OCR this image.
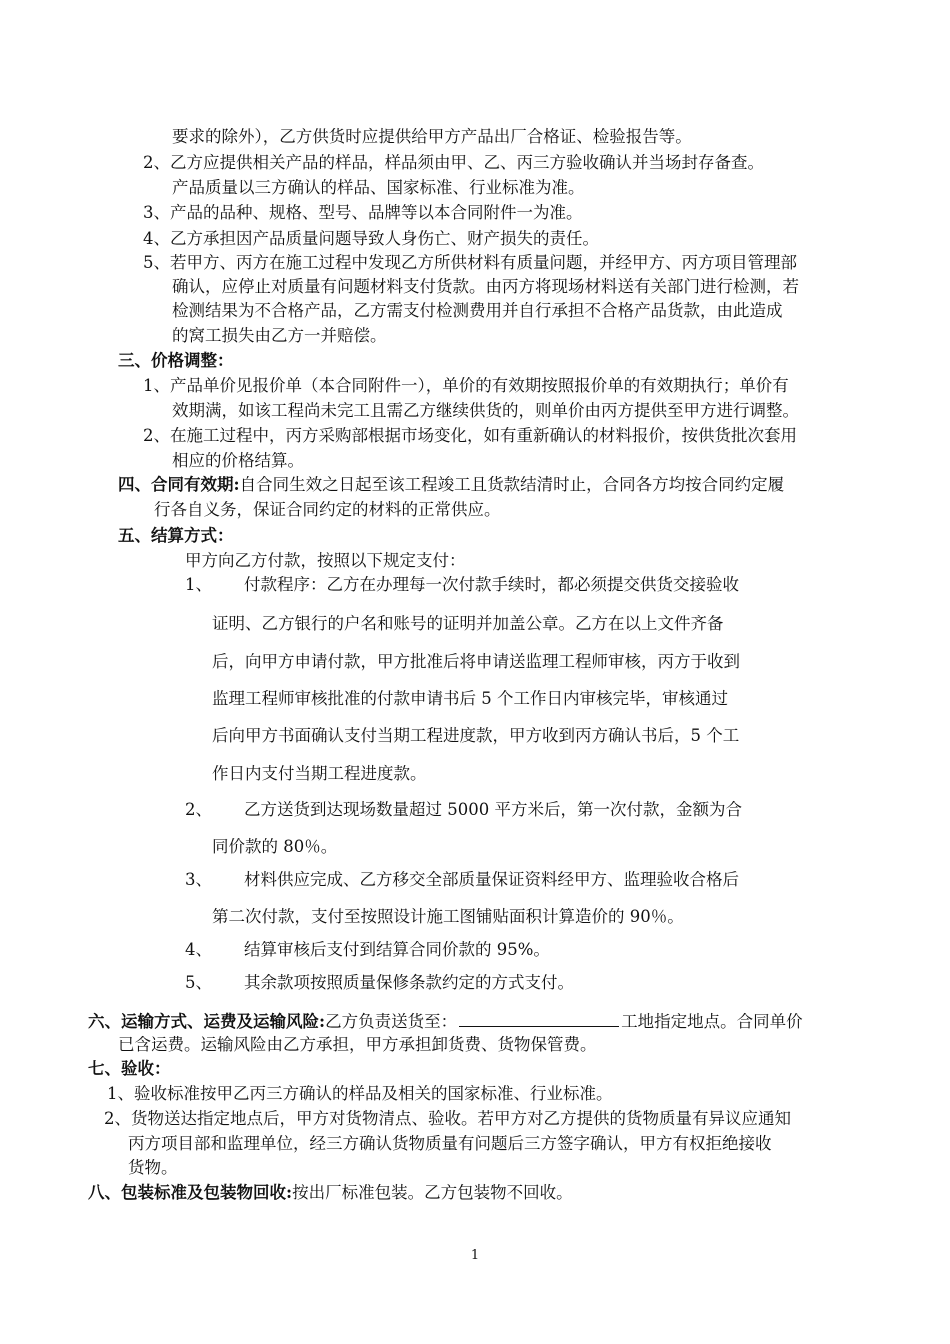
要求的除外），乙方供货时应提供给甲方产品出厂合格证、检验报告等。
2、乙方应提供相关产品的样品，样品须由甲、乙、丙三方验收确认并当场封存备查。
产品质量以三方确认的样品、国家标准、行业标准为准。
3、产品的品种、规格、型号、品牌等以本合同附件一为准。
4、乙方承担因产品质量问题导致人身伤亡、财产损失的责任。
5、若甲方、丙方在施工过程中发现乙方所供材料有质量问题，并经甲方、丙方项目管理部
确认，应停止对质量有问题材料支付货款。由丙方将现场材料送有关部门进行检测，若
检测结果为不合格产品，乙方需支付检测费用并自行承担不合格产品货款，由此造成
的窝工损失由乙方一并赔偿。
三、价格调整：
1、产品单价见报价单（本合同附件一），单价的有效期按照报价单的有效期执行；单价有
效期满，如该工程尚未完工且需乙方继续供货的，则单价由丙方提供至甲方进行调整。
2、在施工过程中，丙方采购部根据市场变化，如有重新确认的材料报价，按供货批次套用
相应的价格结算。
四、合同有效期:自合同生效之日起至该工程竣工且货款结清时止，合同各方均按合同约定履
行各自义务，保证合同约定的材料的正常供应。
五、结算方式：
甲方向乙方付款，按照以下规定支付：
1、 付款程序：乙方在办理每一次付款手续时，都必须提交供货交接验收
证明、乙方银行的户名和账号的证明并加盖公章。乙方在以上文件齐备
后，向甲方申请付款，甲方批准后将申请送监理工程师审核，丙方于收到
监理工程师审核批准的付款申请书后 5 个工作日内审核完毕，审核通过
后向甲方书面确认支付当期工程进度款，甲方收到丙方确认书后，5 个工
作日内支付当期工程进度款。
2、 乙方送货到达现场数量超过 5000 平方米后，第一次付款，金额为合
同价款的 80％。
3、 材料供应完成、乙方移交全部质量保证资料经甲方、监理验收合格后
第二次付款，支付至按照设计施工图铺贴面积计算造价的 90％。
4、 结算审核后支付到结算合同价款的 95%。
5、 其余款项按照质量保修条款约定的方式支付。
六、运输方式、运费及运输风险:乙方负责送货至：	工地指定地点。合同单价
已含运费。运输风险由乙方承担，甲方承担卸货费、货物保管费。
七、验收：
1、验收标准按甲乙丙三方确认的样品及相关的国家标准、行业标准。
2、货物送达指定地点后，甲方对货物清点、验收。若甲方对乙方提供的货物质量有异议应通知
丙方项目部和监理单位，经三方确认货物质量有问题后三方签字确认，甲方有权拒绝接收
货物。
八、包装标准及包装物回收:按出厂标准包装。乙方包装物不回收。
1
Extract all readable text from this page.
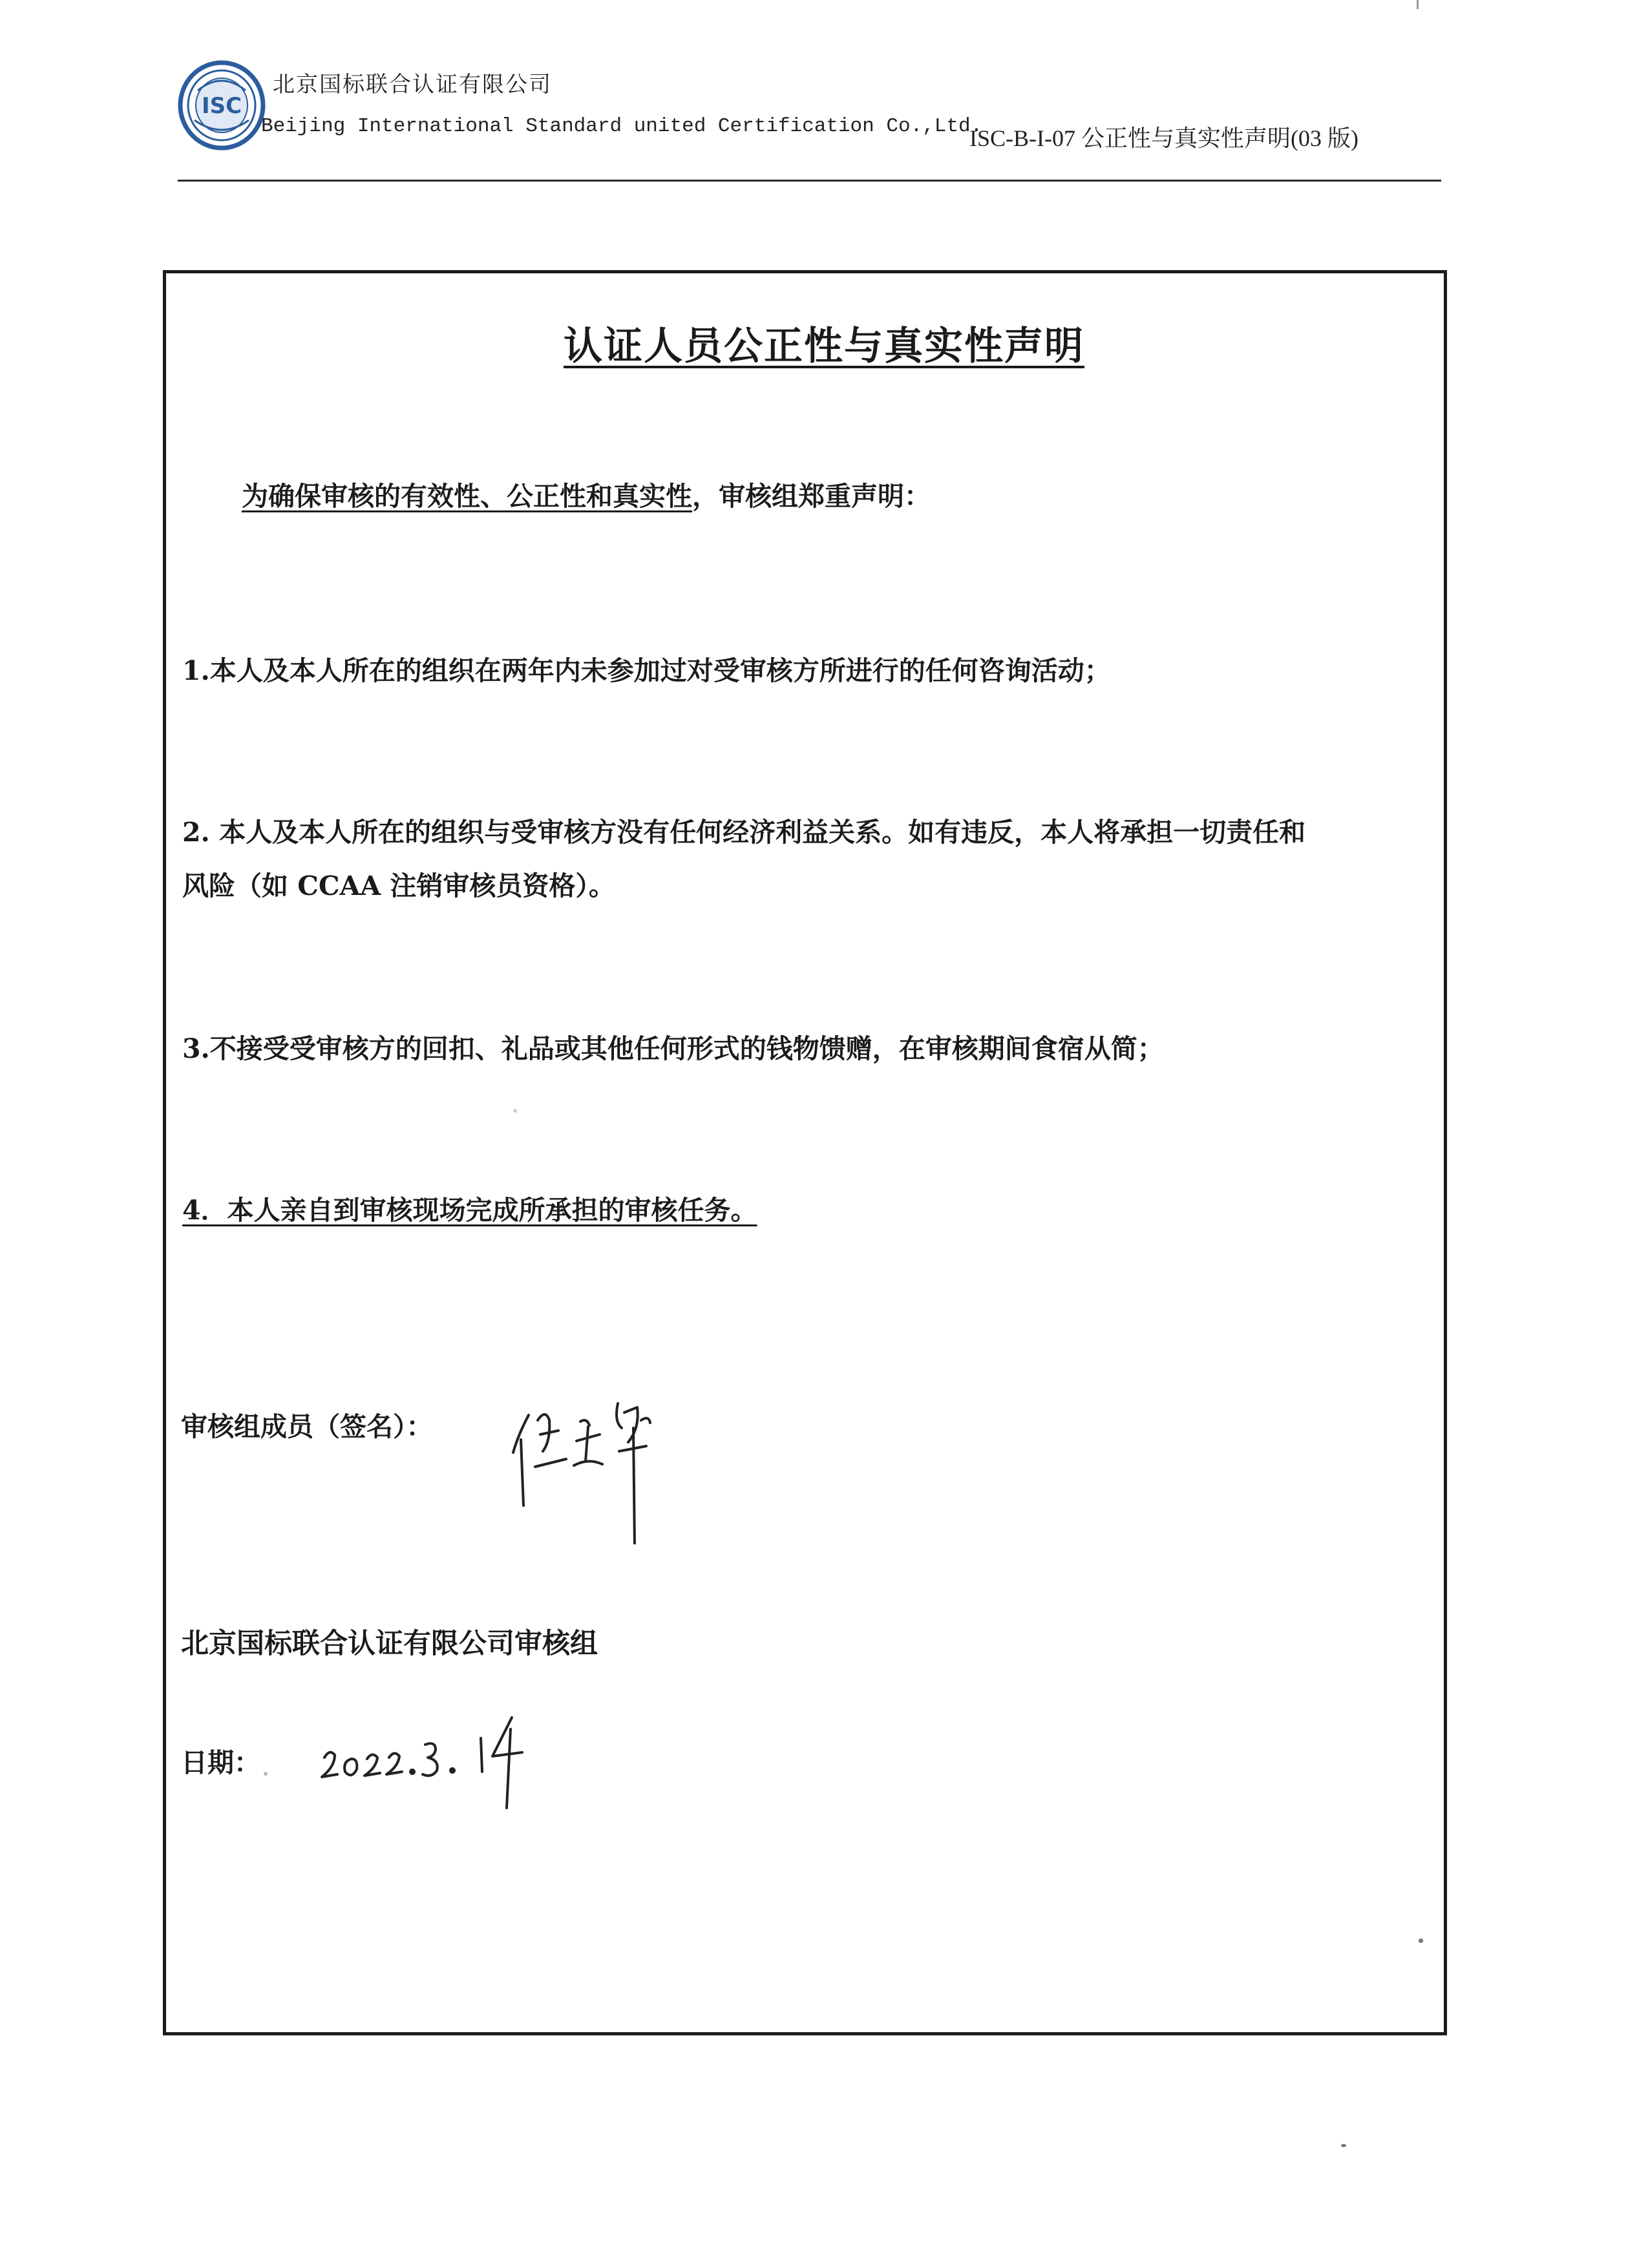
ISC
北京国标联合认证有限公司
Beijing International Standard united Certification Co.,Ltd.
ISC-B-I-07 公正性与真实性声明(03 版)
认证人员公正性与真实性声明
为确保审核的有效性、公正性和真实性，审核组郑重声明：
1.本人及本人所在的组织在两年内未参加过对受审核方所进行的任何咨询活动；
2. 本人及本人所在的组织与受审核方没有任何经济利益关系。如有违反，本人将承担一切责任和
风险（如 CCAA 注销审核员资格）。
3.不接受受审核方的回扣、礼品或其他任何形式的钱物馈赠，在审核期间食宿从简；
4．本人亲自到审核现场完成所承担的审核任务。
审核组成员（签名）：
北京国标联合认证有限公司审核组
日期：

★ ★ ★ ★ ★ ★ ★

Copy every line above word for word and exclude the pictures.

_CORRECT RESPONSE_.
OCR this image.
要求的除外），乙方供货时应提供给甲方产品出厂合格证、检验报告等。
2、乙方应提供相关产品的样品，样品须由甲、乙、丙三方验收确认并当场封存备查。
产品质量以三方确认的样品、国家标准、行业标准为准。
3、产品的品种、规格、型号、品牌等以本合同附件一为准。
4、乙方承担因产品质量问题导致人身伤亡、财产损失的责任。
5、若甲方、丙方在施工过程中发现乙方所供材料有质量问题，并经甲方、丙方项目管理部
确认，应停止对质量有问题材料支付货款。由丙方将现场材料送有关部门进行检测，若
检测结果为不合格产品，乙方需支付检测费用并自行承担不合格产品货款，由此造成
的窝工损失由乙方一并赔偿。
三、价格调整：
1、产品单价见报价单（本合同附件一），单价的有效期按照报价单的有效期执行；单价有
效期满，如该工程尚未完工且需乙方继续供货的，则单价由丙方提供至甲方进行调整。
2、在施工过程中，丙方采购部根据市场变化，如有重新确认的材料报价，按供货批次套用
相应的价格结算。
四、合同有效期:自合同生效之日起至该工程竣工且货款结清时止，合同各方均按合同约定履
行各自义务，保证合同约定的材料的正常供应。
五、结算方式：
甲方向乙方付款，按照以下规定支付：
1、 付款程序：乙方在办理每一次付款手续时，都必须提交供货交接验收
证明、乙方银行的户名和账号的证明并加盖公章。乙方在以上文件齐备
后，向甲方申请付款，甲方批准后将申请送监理工程师审核，丙方于收到
监理工程师审核批准的付款申请书后 5 个工作日内审核完毕，审核通过
后向甲方书面确认支付当期工程进度款，甲方收到丙方确认书后，5 个工
作日内支付当期工程进度款。
2、 乙方送货到达现场数量超过 5000 平方米后，第一次付款，金额为合
同价款的 80％。
3、 材料供应完成、乙方移交全部质量保证资料经甲方、监理验收合格后
第二次付款，支付至按照设计施工图铺贴面积计算造价的 90％。
4、 结算审核后支付到结算合同价款的 95%。
5、 其余款项按照质量保修条款约定的方式支付。
六、运输方式、运费及运输风险:乙方负责送货至：	工地指定地点。合同单价
已含运费。运输风险由乙方承担，甲方承担卸货费、货物保管费。
七、验收：
1、验收标准按甲乙丙三方确认的样品及相关的国家标准、行业标准。
2、货物送达指定地点后，甲方对货物清点、验收。若甲方对乙方提供的货物质量有异议应通知
丙方项目部和监理单位，经三方确认货物质量有问题后三方签字确认，甲方有权拒绝接收
货物。
八、包装标准及包装物回收:按出厂标准包装。乙方包装物不回收。
1
Extract all readable text from this page.
ISC
北京国标联合认证有限公司
Beijing International Standard united Certification Co.,Ltd.
ISC-B-I-07 公正性与真实性声明(03 版)
认证人员公正性与真实性声明
为确保审核的有效性、公正性和真实性，审核组郑重声明：
1.本人及本人所在的组织在两年内未参加过对受审核方所进行的任何咨询活动；
2. 本人及本人所在的组织与受审核方没有任何经济利益关系。如有违反，本人将承担一切责任和
风险（如 CCAA 注销审核员资格）。
3.不接受受审核方的回扣、礼品或其他任何形式的钱物馈赠，在审核期间食宿从简；
4．本人亲自到审核现场完成所承担的审核任务。
审核组成员（签名）：
北京国标联合认证有限公司审核组
日期：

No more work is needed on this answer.